Exercise =
Your task is to return, word for word, only the lines from the line with "Output a JSON" through the close of the data. Exclude all pictures.

"""

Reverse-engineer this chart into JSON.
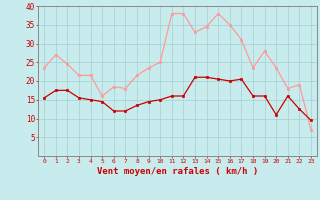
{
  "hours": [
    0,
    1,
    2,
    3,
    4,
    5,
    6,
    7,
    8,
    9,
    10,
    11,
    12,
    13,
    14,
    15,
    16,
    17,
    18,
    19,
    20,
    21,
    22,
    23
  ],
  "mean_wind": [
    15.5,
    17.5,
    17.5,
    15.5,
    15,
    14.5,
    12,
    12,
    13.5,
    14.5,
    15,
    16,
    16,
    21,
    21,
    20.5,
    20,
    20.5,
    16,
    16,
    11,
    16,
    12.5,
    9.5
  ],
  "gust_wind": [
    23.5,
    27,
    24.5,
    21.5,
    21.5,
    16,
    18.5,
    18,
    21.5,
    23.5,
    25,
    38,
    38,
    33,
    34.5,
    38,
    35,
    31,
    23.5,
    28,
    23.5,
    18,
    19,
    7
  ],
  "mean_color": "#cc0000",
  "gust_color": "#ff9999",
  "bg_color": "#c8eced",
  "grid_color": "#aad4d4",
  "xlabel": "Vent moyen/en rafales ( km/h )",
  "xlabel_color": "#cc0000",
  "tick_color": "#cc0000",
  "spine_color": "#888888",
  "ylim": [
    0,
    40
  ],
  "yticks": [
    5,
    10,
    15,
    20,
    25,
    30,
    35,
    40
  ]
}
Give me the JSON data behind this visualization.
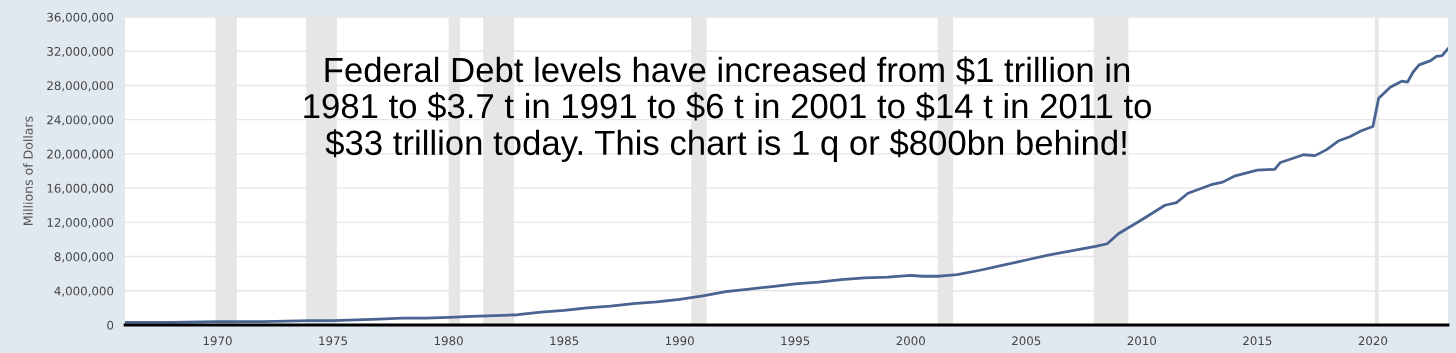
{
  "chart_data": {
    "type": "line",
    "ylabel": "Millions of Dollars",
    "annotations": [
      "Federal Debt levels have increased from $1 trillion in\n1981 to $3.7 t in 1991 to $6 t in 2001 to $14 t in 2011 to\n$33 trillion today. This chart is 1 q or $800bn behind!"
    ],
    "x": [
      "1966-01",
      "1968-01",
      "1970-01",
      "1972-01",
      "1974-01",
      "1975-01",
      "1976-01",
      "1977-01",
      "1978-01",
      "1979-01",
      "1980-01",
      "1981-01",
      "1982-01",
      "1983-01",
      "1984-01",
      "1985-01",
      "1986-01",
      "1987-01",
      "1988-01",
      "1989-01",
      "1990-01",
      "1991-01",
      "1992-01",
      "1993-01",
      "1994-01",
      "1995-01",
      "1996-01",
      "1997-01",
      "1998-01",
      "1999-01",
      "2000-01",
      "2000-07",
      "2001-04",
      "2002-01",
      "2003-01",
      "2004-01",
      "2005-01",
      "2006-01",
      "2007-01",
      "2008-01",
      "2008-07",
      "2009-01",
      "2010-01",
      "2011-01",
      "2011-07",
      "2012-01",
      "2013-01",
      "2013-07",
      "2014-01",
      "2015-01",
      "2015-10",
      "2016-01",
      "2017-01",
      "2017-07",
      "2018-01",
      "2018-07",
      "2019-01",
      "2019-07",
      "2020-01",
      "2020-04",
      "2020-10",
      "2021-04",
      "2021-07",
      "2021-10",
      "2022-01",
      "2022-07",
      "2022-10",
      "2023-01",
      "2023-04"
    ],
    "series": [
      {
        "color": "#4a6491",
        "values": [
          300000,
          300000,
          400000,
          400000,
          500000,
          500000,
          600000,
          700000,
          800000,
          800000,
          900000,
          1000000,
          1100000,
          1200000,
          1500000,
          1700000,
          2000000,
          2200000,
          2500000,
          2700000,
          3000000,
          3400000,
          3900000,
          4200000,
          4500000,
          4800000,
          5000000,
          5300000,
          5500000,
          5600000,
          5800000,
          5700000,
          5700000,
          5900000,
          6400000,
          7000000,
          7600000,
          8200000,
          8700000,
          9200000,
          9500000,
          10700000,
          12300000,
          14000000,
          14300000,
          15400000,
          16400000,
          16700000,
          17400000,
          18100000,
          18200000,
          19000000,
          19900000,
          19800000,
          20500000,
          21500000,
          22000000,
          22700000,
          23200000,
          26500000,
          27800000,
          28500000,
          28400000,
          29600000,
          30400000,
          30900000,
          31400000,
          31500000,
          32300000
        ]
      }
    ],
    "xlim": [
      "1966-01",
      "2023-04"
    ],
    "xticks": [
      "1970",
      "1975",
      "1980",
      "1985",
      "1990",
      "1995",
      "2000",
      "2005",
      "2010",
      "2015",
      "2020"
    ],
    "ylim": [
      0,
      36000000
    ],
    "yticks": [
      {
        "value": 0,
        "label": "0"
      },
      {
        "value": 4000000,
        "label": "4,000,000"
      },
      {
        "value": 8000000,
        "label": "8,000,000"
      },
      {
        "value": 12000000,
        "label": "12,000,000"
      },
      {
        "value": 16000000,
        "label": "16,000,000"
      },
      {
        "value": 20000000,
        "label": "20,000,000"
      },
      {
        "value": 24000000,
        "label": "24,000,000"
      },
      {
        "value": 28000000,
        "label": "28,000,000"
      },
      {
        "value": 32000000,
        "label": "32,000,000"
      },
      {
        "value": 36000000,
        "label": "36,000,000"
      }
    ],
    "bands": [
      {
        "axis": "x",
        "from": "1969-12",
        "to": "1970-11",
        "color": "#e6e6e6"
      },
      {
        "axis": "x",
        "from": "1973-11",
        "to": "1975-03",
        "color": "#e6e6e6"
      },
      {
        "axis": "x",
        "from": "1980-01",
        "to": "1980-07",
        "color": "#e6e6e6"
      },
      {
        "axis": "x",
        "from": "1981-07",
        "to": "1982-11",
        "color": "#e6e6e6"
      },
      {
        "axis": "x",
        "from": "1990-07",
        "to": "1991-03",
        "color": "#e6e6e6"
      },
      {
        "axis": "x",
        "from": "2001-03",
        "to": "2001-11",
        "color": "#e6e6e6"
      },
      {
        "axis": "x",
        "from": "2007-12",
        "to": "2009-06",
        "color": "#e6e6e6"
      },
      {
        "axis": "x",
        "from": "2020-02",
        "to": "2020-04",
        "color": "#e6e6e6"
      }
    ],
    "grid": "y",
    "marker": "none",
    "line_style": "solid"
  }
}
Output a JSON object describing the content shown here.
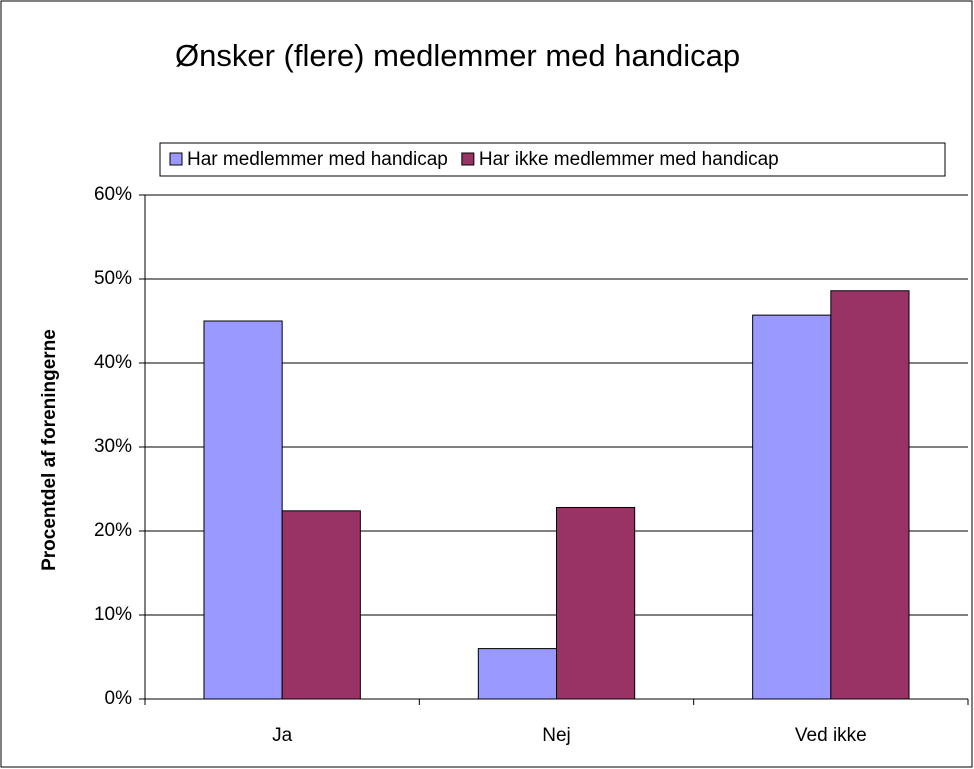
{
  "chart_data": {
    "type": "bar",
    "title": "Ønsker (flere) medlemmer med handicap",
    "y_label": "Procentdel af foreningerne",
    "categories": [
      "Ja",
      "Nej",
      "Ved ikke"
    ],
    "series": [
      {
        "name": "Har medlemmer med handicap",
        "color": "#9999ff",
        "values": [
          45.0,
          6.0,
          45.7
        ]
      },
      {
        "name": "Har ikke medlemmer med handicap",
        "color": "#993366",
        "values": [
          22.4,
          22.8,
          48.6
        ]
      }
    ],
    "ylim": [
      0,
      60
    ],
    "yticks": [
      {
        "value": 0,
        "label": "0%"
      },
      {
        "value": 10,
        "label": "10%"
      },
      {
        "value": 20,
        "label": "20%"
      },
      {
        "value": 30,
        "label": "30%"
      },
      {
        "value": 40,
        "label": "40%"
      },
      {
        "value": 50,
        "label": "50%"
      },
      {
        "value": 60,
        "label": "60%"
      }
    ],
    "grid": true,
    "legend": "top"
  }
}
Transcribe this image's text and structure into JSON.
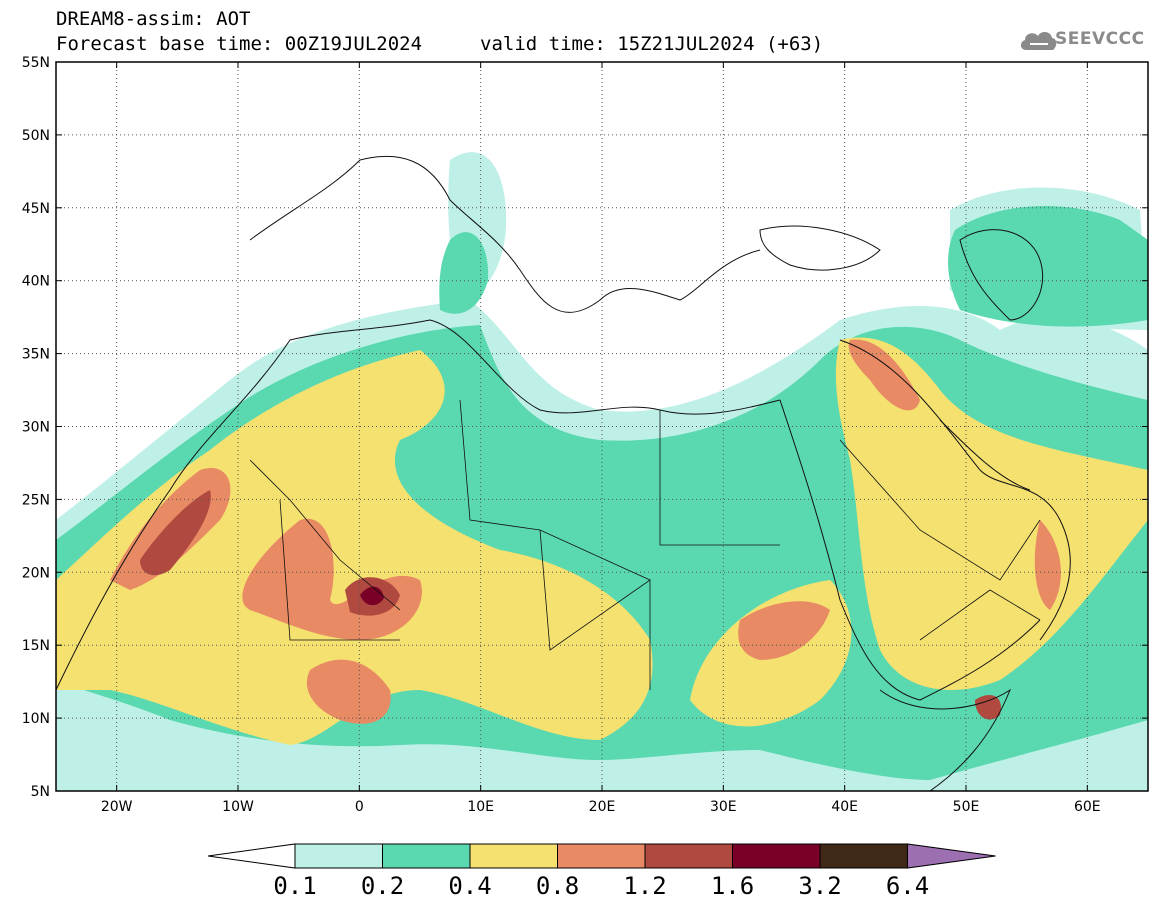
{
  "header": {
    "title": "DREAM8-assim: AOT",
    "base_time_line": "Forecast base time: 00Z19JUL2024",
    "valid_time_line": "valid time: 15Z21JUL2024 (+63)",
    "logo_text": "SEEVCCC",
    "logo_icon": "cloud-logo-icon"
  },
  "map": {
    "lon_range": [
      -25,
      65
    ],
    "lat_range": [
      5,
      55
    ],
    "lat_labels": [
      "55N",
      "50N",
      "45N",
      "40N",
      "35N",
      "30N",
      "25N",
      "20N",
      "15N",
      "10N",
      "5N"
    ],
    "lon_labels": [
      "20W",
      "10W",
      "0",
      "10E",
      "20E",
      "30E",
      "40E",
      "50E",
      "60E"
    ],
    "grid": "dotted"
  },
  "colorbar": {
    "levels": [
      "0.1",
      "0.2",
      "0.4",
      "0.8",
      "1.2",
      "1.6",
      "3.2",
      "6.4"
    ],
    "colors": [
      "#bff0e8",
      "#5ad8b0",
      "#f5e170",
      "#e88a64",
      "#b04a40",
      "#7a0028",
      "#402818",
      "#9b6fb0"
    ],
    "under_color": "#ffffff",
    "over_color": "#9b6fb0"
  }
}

"""

Final answer =
Output a JSON object describing the content shown here.
{
  "chart_data": {
    "type": "bar",
    "title": "Ønsker (flere) medlemmer med handicap",
    "y_label": "Procentdel af foreningerne",
    "categories": [
      "Ja",
      "Nej",
      "Ved ikke"
    ],
    "series": [
      {
        "name": "Har medlemmer med handicap",
        "color": "#9999ff",
        "values": [
          45.0,
          6.0,
          45.7
        ]
      },
      {
        "name": "Har ikke medlemmer med handicap",
        "color": "#993366",
        "values": [
          22.4,
          22.8,
          48.6
        ]
      }
    ],
    "ylim": [
      0,
      60
    ],
    "yticks": [
      {
        "value": 0,
        "label": "0%"
      },
      {
        "value": 10,
        "label": "10%"
      },
      {
        "value": 20,
        "label": "20%"
      },
      {
        "value": 30,
        "label": "30%"
      },
      {
        "value": 40,
        "label": "40%"
      },
      {
        "value": 50,
        "label": "50%"
      },
      {
        "value": 60,
        "label": "60%"
      }
    ],
    "grid": true,
    "legend": "top"
  }
}
Transcribe this image's text and structure into JSON.
{
  "header": {
    "title": "DREAM8-assim: AOT",
    "base_time_line": "Forecast base time: 00Z19JUL2024",
    "valid_time_line": "valid time: 15Z21JUL2024 (+63)",
    "logo_text": "SEEVCCC",
    "logo_icon": "cloud-logo-icon"
  },
  "map": {
    "lon_range": [
      -25,
      65
    ],
    "lat_range": [
      5,
      55
    ],
    "lat_labels": [
      "55N",
      "50N",
      "45N",
      "40N",
      "35N",
      "30N",
      "25N",
      "20N",
      "15N",
      "10N",
      "5N"
    ],
    "lon_labels": [
      "20W",
      "10W",
      "0",
      "10E",
      "20E",
      "30E",
      "40E",
      "50E",
      "60E"
    ],
    "grid": "dotted"
  },
  "colorbar": {
    "levels": [
      "0.1",
      "0.2",
      "0.4",
      "0.8",
      "1.2",
      "1.6",
      "3.2",
      "6.4"
    ],
    "colors": [
      "#bff0e8",
      "#5ad8b0",
      "#f5e170",
      "#e88a64",
      "#b04a40",
      "#7a0028",
      "#402818",
      "#9b6fb0"
    ],
    "under_color": "#ffffff",
    "over_color": "#9b6fb0"
  }
}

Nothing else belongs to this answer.